Goal 1 :: Reproduce the passage of the experimental set-up description between "The device under" and "published elsewhere [4].", inclusive.
Goal 2 :: Pick up the description of the experimental set-up after its final sentence and continue writing it.

Source ::

2.2. Experimental set-up

The device under test (DUT) was mounted on a XYZ translational stage. Light from the broadband LED source with a bandwidth spanning 1200 to 1700nm was coupled to a polarization maintaining (PM) fiber and directed through a polarization controller before being coupled to the DUT via a tapered and microlensed PM fiber. The fiber tip produces a spot with a beam waist of 2.1µm with minimal mixing of TE-TM modes (rejection ratio of over 30–40dB). After passing through the DUT the light was collected by a tapered SMF fiber with beam waist of 1.85 µm and the transmission analyzed by an optical spectrum analyzer. The input and output fibers are mounted on XYZ micrometer piezo-stages for precision alignment with respect to the DUT. Further details of the experimental set-up for measuring the transmission spectra are published elsewhere [4].

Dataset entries
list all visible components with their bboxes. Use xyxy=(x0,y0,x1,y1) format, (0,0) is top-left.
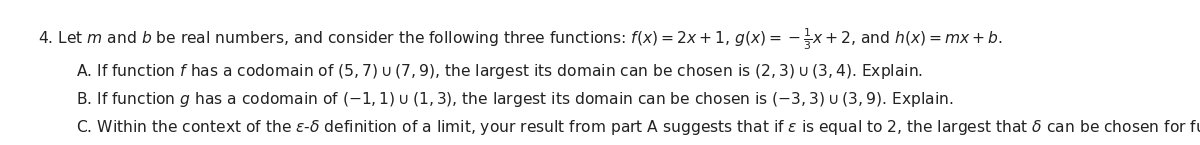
Text: C. Within the context of the $\epsilon$-$\delta$ definition of a limit, your res: C. Within the context of the $\epsilon$-… xyxy=(76,118,1200,137)
Text: B. If function $g$ has a codomain of $(-1, 1) \cup (1, 3)$, the largest its doma: B. If function $g$ has a codomain of $(-… xyxy=(76,90,953,109)
Text: A. If function $f$ has a codomain of $(5, 7) \cup (7, 9)$, the largest its domai: A. If function $f$ has a codomain of $(5… xyxy=(76,62,923,81)
Text: 4. Let $m$ and $b$ be real numbers, and consider the following three functions: : 4. Let $m$ and $b$ be real numbers, and … xyxy=(38,26,1003,52)
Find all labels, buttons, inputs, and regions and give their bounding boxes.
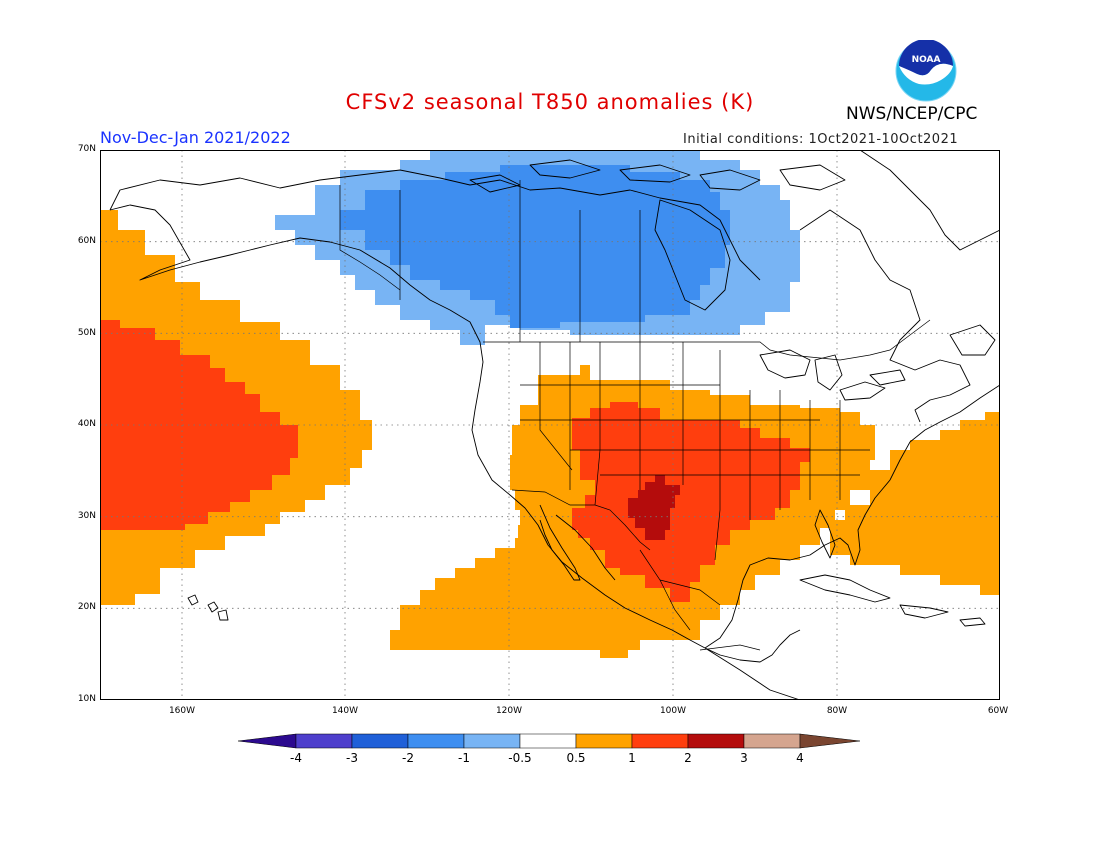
colorbar-label: -4 <box>290 751 302 765</box>
lat-label-30n: 30N <box>77 511 96 521</box>
colorbar-label: -1 <box>458 751 470 765</box>
colorbar-label: 3 <box>740 751 748 765</box>
lat-label-40n: 40N <box>77 419 96 429</box>
colorbar-label: -3 <box>346 751 358 765</box>
noaa-logo: NOAA <box>895 40 957 102</box>
colorbar-bin-m05-05 <box>519 733 577 749</box>
colorbar-bin-3-4 <box>743 733 801 749</box>
colorbar-bin-m3-m2 <box>351 733 409 749</box>
lon-label-80w: 80W <box>826 706 848 716</box>
canada-cold-core <box>340 165 730 328</box>
south-central-warm-core <box>572 402 810 602</box>
period-label: Nov-Dec-Jan 2021/2022 <box>100 128 291 147</box>
lat-label-20n: 20N <box>77 602 96 612</box>
anomaly-map <box>100 150 1000 700</box>
atlantic-warm <box>830 412 1000 595</box>
lat-label-70n: 70N <box>77 144 96 154</box>
colorbar-bin-m1-m05 <box>463 733 521 749</box>
colorbar-label: 0.5 <box>566 751 586 765</box>
colorbar-bin-05-1 <box>575 733 633 749</box>
colorbar-label: 4 <box>796 751 804 765</box>
lon-label-60w: 60W <box>987 706 1009 716</box>
colorbar-label: -0.5 <box>508 751 532 765</box>
lon-label-140w: 140W <box>331 706 359 716</box>
colorbar-bin-m4-m3 <box>295 733 353 749</box>
map-title: CFSv2 seasonal T850 anomalies (K) <box>345 90 755 114</box>
colorbar-bin-1-2 <box>631 733 689 749</box>
lon-label-160w: 160W <box>168 706 196 716</box>
agency-label: NWS/NCEP/CPC <box>846 104 978 124</box>
lat-label-60n: 60N <box>77 236 96 246</box>
lon-label-100w: 100W <box>659 706 687 716</box>
colorbar-max-arrow <box>799 733 861 749</box>
lon-label-120w: 120W <box>495 706 523 716</box>
colorbar-bin-2-3 <box>687 733 745 749</box>
lat-label-50n: 50N <box>77 328 96 338</box>
colorbar <box>238 733 861 749</box>
colorbar-bin-m2-m1 <box>407 733 465 749</box>
texas-warm-max <box>628 475 680 540</box>
colorbar-label: 2 <box>684 751 692 765</box>
initial-conditions-label: Initial conditions: 1Oct2021-10Oct2021 <box>683 132 959 147</box>
colorbar-label: 1 <box>628 751 636 765</box>
lat-label-10n: 10N <box>77 694 96 704</box>
colorbar-min-arrow <box>238 733 297 749</box>
colorbar-label: -2 <box>402 751 414 765</box>
svg-text:NOAA: NOAA <box>912 55 941 65</box>
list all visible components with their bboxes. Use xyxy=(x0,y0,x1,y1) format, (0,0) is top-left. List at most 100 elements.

Exercise response 1 ::
The device under test (DUT) was mounted on a XYZ translational stage. Light from the broadband LED source with a bandwidth spanning 1200 to 1700nm was coupled to a polarization maintaining (PM) fiber and directed through a polarization controller before being coupled to the DUT via a tapered and microlensed PM fiber. The fiber tip produces a spot with a beam waist of 2.1µm with minimal mixing of TE-TM modes (rejection ratio of over 30–40dB). After passing through the DUT the light was collected by a tapered SMF fiber with beam waist of 1.85 µm and the transmission analyzed by an optical spectrum analyzer. The input and output fibers are mounted on XYZ micrometer piezo-stages for precision alignment with respect to the DUT. Further details of the experimental set-up for measuring the transmission spectra are published elsewhere [4].

Exercise response 2 ::
3. Propagation losses in single-mode 445x220nm strip waveguides

3.1 Propagation loss measurements by a cut-back method

Figure 2 presents a set of transmission spectra measured for TE polarization on the first set of devices that vary the waveguide length from 4.7 mm to 21mm, while maintaining a fixed number of bends (8) with a R=5µm. In order to remove the spectral dependence induced by the coupling coefficient of the spot-size converters each spectrum is normalized on the transmission through a straight 4.2mm length waveguide without bends. The absolute transmission spectrum of the latter is identical to that already published in Ref. [4].

 figure: Fig. 3.

Fig. 3. Loss spectrum derived from the results of Fig. 2 for 445x220nm SOI strip waveguide. Blue (red) line corresponds to TE (TM) polarizations. Circles represent results from the loss measurements obtained by fitting the slope as shown in the inset. Inset: TE transmission as a function of the waveguide length for two different wavelengths of 1300 and 1500nm. Top panel shows the mode profile for TE- and TM-like modes of the waveguide at 1300nm wavelengths.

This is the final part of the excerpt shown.